Transcribe all of the material exactly. Any picture in it should be left out.
-*-
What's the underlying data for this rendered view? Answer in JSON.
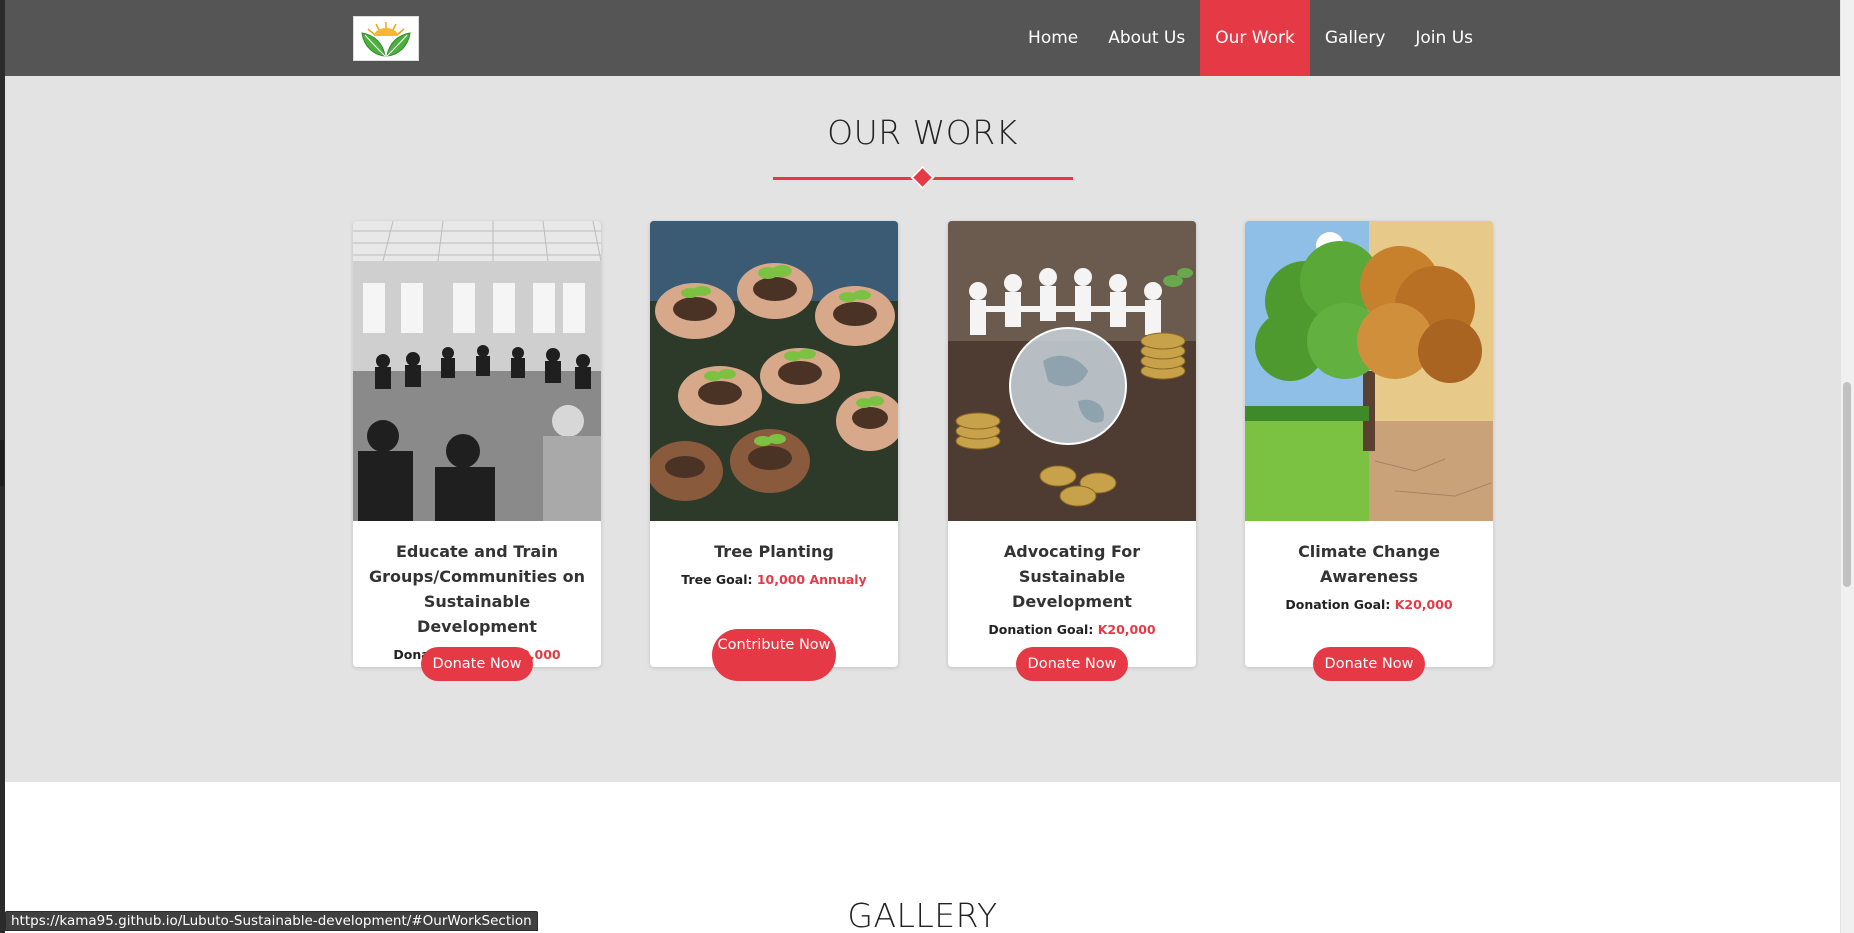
{
  "nav": {
    "items": [
      {
        "label": "Home",
        "active": false
      },
      {
        "label": "About Us",
        "active": false
      },
      {
        "label": "Our Work",
        "active": true
      },
      {
        "label": "Gallery",
        "active": false
      },
      {
        "label": "Join Us",
        "active": false
      }
    ],
    "logo_icon": "leaves-sun-logo"
  },
  "our_work": {
    "title": "OUR WORK",
    "cards": [
      {
        "title": "Educate and Train Groups/Communities on Sustainable Development",
        "goal_label": "Donation Goal:",
        "goal_value": "K20,000",
        "button": "Donate Now",
        "image": "people-meeting-circle-photo"
      },
      {
        "title": "Tree Planting",
        "goal_label": "Tree Goal:",
        "goal_value": "10,000 Annualy",
        "button": "Contribute Now",
        "image": "hands-holding-seedlings-photo"
      },
      {
        "title": "Advocating For Sustainable Development",
        "goal_label": "Donation Goal:",
        "goal_value": "K20,000",
        "button": "Donate Now",
        "image": "globe-coins-paper-people-photo"
      },
      {
        "title": "Climate Change Awareness",
        "goal_label": "Donation Goal:",
        "goal_value": "K20,000",
        "button": "Donate Now",
        "image": "green-dry-tree-split-photo"
      }
    ]
  },
  "gallery": {
    "title": "GALLERY"
  },
  "status_url": "https://kama95.github.io/Lubuto-Sustainable-development/#OurWorkSection",
  "colors": {
    "accent": "#e63946",
    "navbar": "#555555",
    "section_bg": "#e3e3e3"
  }
}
-*-
Result -
What's the underlying data for this rendered view? Answer in JSON.
{
  "nav": {
    "items": [
      {
        "label": "Home",
        "active": false
      },
      {
        "label": "About Us",
        "active": false
      },
      {
        "label": "Our Work",
        "active": true
      },
      {
        "label": "Gallery",
        "active": false
      },
      {
        "label": "Join Us",
        "active": false
      }
    ],
    "logo_icon": "leaves-sun-logo"
  },
  "our_work": {
    "title": "OUR WORK",
    "cards": [
      {
        "title": "Educate and Train Groups/Communities on Sustainable Development",
        "goal_label": "Donation Goal:",
        "goal_value": "K20,000",
        "button": "Donate Now",
        "image": "people-meeting-circle-photo"
      },
      {
        "title": "Tree Planting",
        "goal_label": "Tree Goal:",
        "goal_value": "10,000 Annualy",
        "button": "Contribute Now",
        "image": "hands-holding-seedlings-photo"
      },
      {
        "title": "Advocating For Sustainable Development",
        "goal_label": "Donation Goal:",
        "goal_value": "K20,000",
        "button": "Donate Now",
        "image": "globe-coins-paper-people-photo"
      },
      {
        "title": "Climate Change Awareness",
        "goal_label": "Donation Goal:",
        "goal_value": "K20,000",
        "button": "Donate Now",
        "image": "green-dry-tree-split-photo"
      }
    ]
  },
  "gallery": {
    "title": "GALLERY"
  },
  "status_url": "https://kama95.github.io/Lubuto-Sustainable-development/#OurWorkSection",
  "colors": {
    "accent": "#e63946",
    "navbar": "#555555",
    "section_bg": "#e3e3e3"
  }
}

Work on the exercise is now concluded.